* **Given text**
◇ ◇ ◇

This Rehearsal is being presented as a Relaxed Experience.

Relaxed Experiences are designed to make artistic spaces more welcoming and comfortable for neuro-diverse audience members, anyone on the autism spectrum, and people with sensory and/or communication disorders or learning disabilities. However, everyone can enjoy and benefit from the relaxed concert environment, including parents with babies and toddlers, individuals with Tourette’s syndrome, anyone who experiences anxiety, and folks who would simply like a more relaxed, easygoing atmosphere when attending a concert!

The WSO would like to acknowledge the support of our volunteers, Prelude Music, Canadian Mennonite University, and our Share the Music program for their support of this endeavour.

Daniel Raiskin, conductor

Known for cultivating a broad repertoire and looking beyond the mainstream for his strikingly conceived programmes, Daniel Raiskin has been the music director for the Winnipeg Symphony Orchestra since the 2018/19 season.

Daniel grew up in St. Petersburg, the son of a prominent musicologist, where he attended the celebrated conservatory in his native city. He continued his studies in Amsterdam and Freiburg, first focusing on the viola but was later inspired to take up the conductor’s baton.  He studied with maestri such as Mariss Jansons, Neeme Järvi, Milan Horvat, Woldemar Nelson und Jorma Panula.

Along with the WSO, Daniel was appointed Chief Conductor of the Slovak Philharmonic Orchestra in 2020/21, and Principal Guest Conductor of the Belgrade Philharmonic Orchestra in 2016/17.

During the 2021/22 season, Daniel took the Slovak Philharmonic and participated in a successful residency at at InClassica Festival in Dubai where they shared the stage with Rudolf Buchbinder, Gil Shaham, Daniel Hope and Andreas Ottensamer. The Philharmonic also toured Germany and Austria this past spring (2022) under Daniel’s leadership.

◇ ◇ ◇

(Layout annotation records)
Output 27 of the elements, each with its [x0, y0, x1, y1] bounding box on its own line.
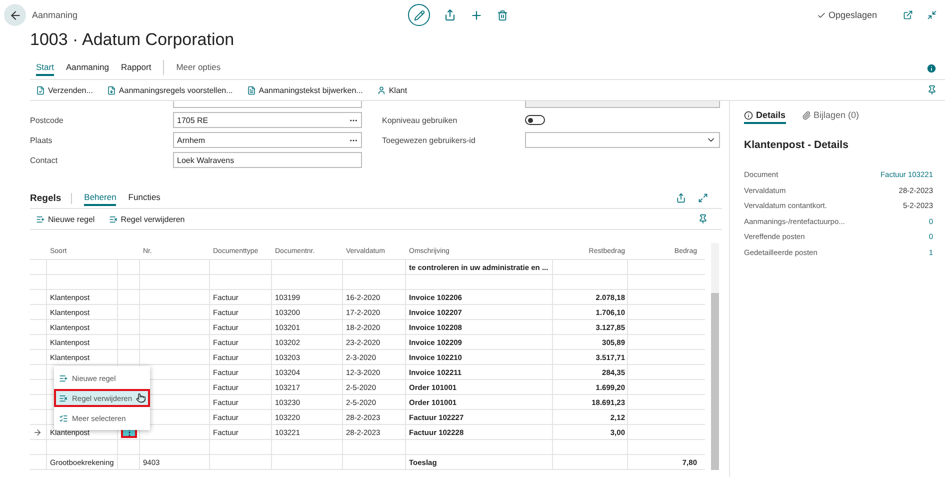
- field-label: Plaats: [30, 136, 54, 144]
- input-field[interactable]: Arnhem: [173, 132, 362, 148]
- action-button[interactable]: Regel verwijderen: [108, 214, 185, 224]
- action-button[interactable]: Klant: [376, 86, 408, 94]
- factbox-title: Klantenpost - Details: [744, 139, 850, 151]
- action-button[interactable]: Aanmaningstekst bijwerken...: [246, 86, 363, 94]
- action-tab[interactable]: Meer opties: [163, 60, 221, 76]
- input-field[interactable]: 1705 RE: [173, 112, 362, 128]
- input-field[interactable]: Loek Walravens: [173, 152, 362, 168]
- action-button[interactable]: Nieuwe regel: [36, 214, 95, 224]
- action-tab[interactable]: Rapport: [120, 60, 152, 76]
- action-button[interactable]: Verzenden...: [36, 86, 93, 94]
- save-status: Opgeslagen: [828, 10, 877, 20]
- factbox-tab[interactable]: Details: [744, 108, 786, 124]
- section-title: Regels: [30, 192, 72, 204]
- field-label: Kopniveau gebruiken: [382, 116, 458, 124]
- breadcrumb: Aanmaning: [32, 10, 79, 20]
- action-tab[interactable]: Start: [36, 60, 54, 76]
- factbox-tab[interactable]: Bijlagen (0): [802, 108, 860, 124]
- section-tab[interactable]: Beheren: [84, 190, 116, 206]
- section-tab[interactable]: Functies: [128, 190, 160, 206]
- action-tab[interactable]: Aanmaning: [66, 60, 109, 76]
- field-label: Toegewezen gebruikers-id: [382, 136, 476, 144]
- field-label: Postcode: [30, 116, 64, 124]
- page-title: 1003 · Adatum Corporation: [29, 30, 236, 51]
- field-label: Contact: [30, 156, 59, 164]
- action-button[interactable]: Aanmaningsregels voorstellen...: [106, 86, 233, 94]
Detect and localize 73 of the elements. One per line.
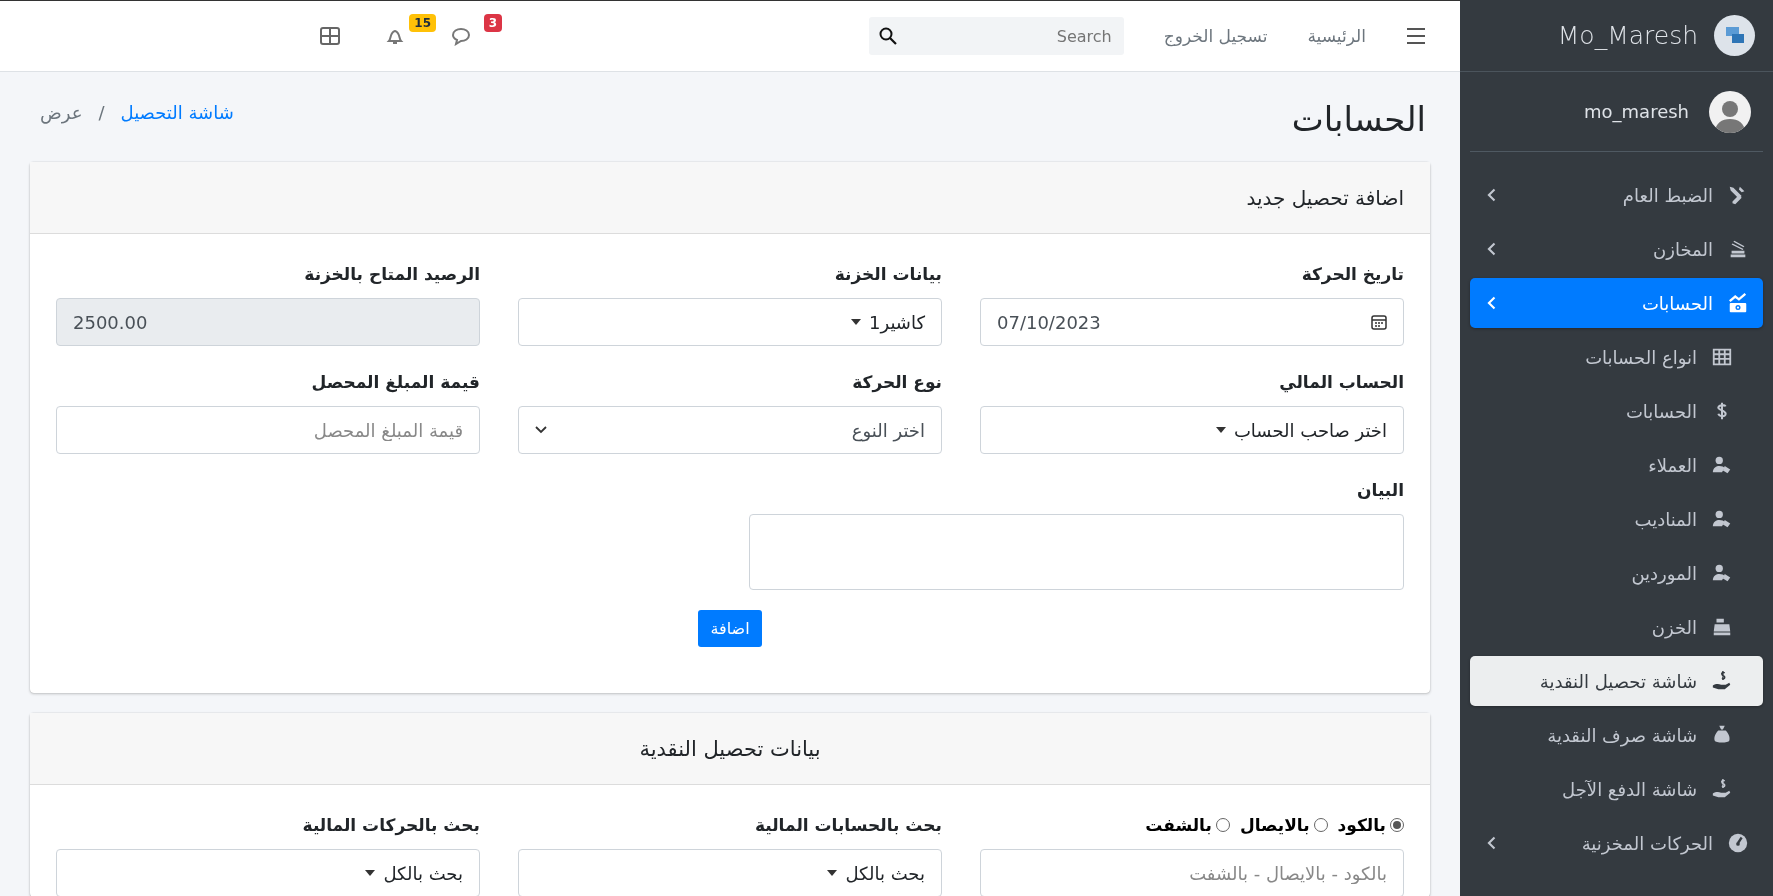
table-icon (1711, 346, 1733, 368)
add-button[interactable]: اضافة (698, 610, 762, 647)
radio-label: بالكود (1337, 815, 1386, 835)
gauge-icon (1727, 832, 1749, 854)
caret-icon (851, 319, 862, 325)
radio-button[interactable] (1390, 818, 1404, 832)
select-field[interactable]: بحث بالكل (518, 849, 942, 896)
user-tag-icon (1711, 454, 1733, 476)
caret-icon (1215, 427, 1226, 433)
sidebar-item[interactable]: شاشة تحصيل النقدية (1470, 656, 1763, 706)
sidebar-item[interactable]: الضبط العام (1470, 170, 1763, 220)
sidebar-item[interactable]: الحسابات (1470, 278, 1763, 328)
field-label: نوع الحركة (851, 372, 942, 392)
count-badge: 15 (409, 14, 436, 32)
select-field[interactable]: اختر صاحب الحساب (980, 406, 1404, 454)
chat-icon[interactable] (450, 26, 472, 46)
sidebar-item[interactable]: شاشة الدفع الآجل (1470, 764, 1763, 814)
caret-icon (827, 870, 838, 876)
sidebar-item[interactable]: المخازن (1470, 224, 1763, 274)
search-field[interactable]: بالكود - بالايصال - بالشفت (980, 849, 1404, 896)
chevron-down-icon (535, 426, 547, 434)
logo-icon (1723, 25, 1746, 46)
nav-link[interactable]: الرئيسية (1307, 26, 1366, 46)
menu-icon[interactable] (1406, 27, 1426, 45)
field-label: تاريخ الحركة (1300, 264, 1404, 284)
select-field[interactable]: كاشير1 (518, 298, 942, 346)
field-label: بيانات الخزنة (833, 264, 942, 284)
date-field[interactable]: 07/10/2023 (980, 298, 1404, 346)
chart-icon (1727, 292, 1749, 314)
sidebar-item[interactable]: شاشة صرف النقدية (1470, 710, 1763, 760)
grid-icon[interactable] (320, 27, 340, 45)
cash-register-icon (1711, 616, 1733, 638)
field-label: بحث بالحركات المالية (301, 815, 480, 835)
select-field[interactable]: اختر النوع (518, 406, 942, 454)
card-title: اضافة تحصيل جديد (30, 162, 1430, 234)
radio-button[interactable] (1215, 818, 1230, 832)
breadcrumb-link[interactable]: شاشة التحصيل (120, 101, 234, 123)
calendar-icon (1371, 314, 1387, 330)
search-field[interactable]: Search (904, 25, 1114, 47)
caret-icon (365, 870, 376, 876)
user-name[interactable]: mo_maresh (1584, 101, 1689, 122)
input-field[interactable]: قيمة المبلغ المحصل (56, 406, 480, 454)
card-title: بيانات تحصيل النقدية (30, 713, 1430, 785)
radio-label: بالشفت (1145, 815, 1212, 835)
breadcrumb-separator: / (98, 101, 105, 123)
page-title: الحسابات (1291, 99, 1426, 139)
sidebar-item[interactable]: الحسابات (1470, 386, 1763, 436)
sidebar-item[interactable]: المناديب (1470, 494, 1763, 544)
nav-link[interactable]: تسجيل الخروج (1163, 26, 1268, 46)
breadcrumb-current: عرض (40, 101, 83, 123)
user-tag-icon (1711, 562, 1733, 584)
sidebar-item[interactable]: العملاء (1470, 440, 1763, 490)
brand-name[interactable]: Mo_Maresh (1557, 21, 1698, 50)
count-badge: 3 (483, 14, 502, 32)
select-field[interactable]: بحث بالكل (56, 849, 480, 896)
sidebar-item[interactable]: انواع الحسابات (1470, 332, 1763, 382)
field-label: بحث بالحسابات المالية (753, 815, 942, 835)
field-label: البيان (1356, 480, 1404, 500)
field-label: الرصيد المتاح بالخزنة (303, 264, 480, 284)
hand-dollar-icon (1711, 778, 1733, 800)
sidebar-item[interactable]: الموردين (1470, 548, 1763, 598)
radio-button[interactable] (1313, 818, 1328, 832)
user-tag-icon (1711, 508, 1733, 530)
textarea-field[interactable] (749, 514, 1404, 590)
sidebar-item[interactable]: الحركات المخزنية (1470, 818, 1763, 868)
input-field[interactable]: 2500.00 (56, 298, 480, 346)
search-bar[interactable]: Search (868, 17, 1124, 55)
hand-dollar-icon (1711, 670, 1733, 692)
radio-label: بالايصال (1239, 815, 1310, 835)
field-label: الحساب المالي (1278, 372, 1404, 392)
field-label: قيمة المبلغ المحصل (310, 372, 480, 392)
sidebar-item[interactable]: الخزن (1470, 602, 1763, 652)
search-icon (878, 27, 897, 45)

◇ ◇ ◇

* **What you need to do**
1 - Write out again the part of the concert program that opens with the words containing "Along with the" and closes with "under Daniel’s leadership.", changing "Principal Guest Conductor" to "First Guest Conductor".
2 - Condense the paragraph of the concert program beginning "During the 2021/22 season" into a short bulleted list that keeps its main facts.
The items stand apart from the concert program and are separate material.

* **The solutions**
1 -
Along with the WSO, Daniel was appointed Chief Conductor of the Slovak Philharmonic Orchestra in 2020/21, and First Guest Conductor of the Belgrade Philharmonic Orchestra in 2016/17.

During the 2021/22 season, Daniel took the Slovak Philharmonic and participated in a successful residency at at InClassica Festival in Dubai where they shared the stage with Rudolf Buchbinder, Gil Shaham, Daniel Hope and Andreas Ottensamer. The Philharmonic also toured Germany and Austria this past spring (2022) under Daniel’s leadership.

2 -
- In the 2021/22 season, Daniel led the Slovak Philharmonic in a successful residency at the InClassica Festival in Dubai.
- There they shared the stage with Rudolf Buchbinder, Gil Shaham, Daniel Hope and Andreas Ottensamer.
- In spring 2022, the Philharmonic toured Germany and Austria under Daniel's leadership.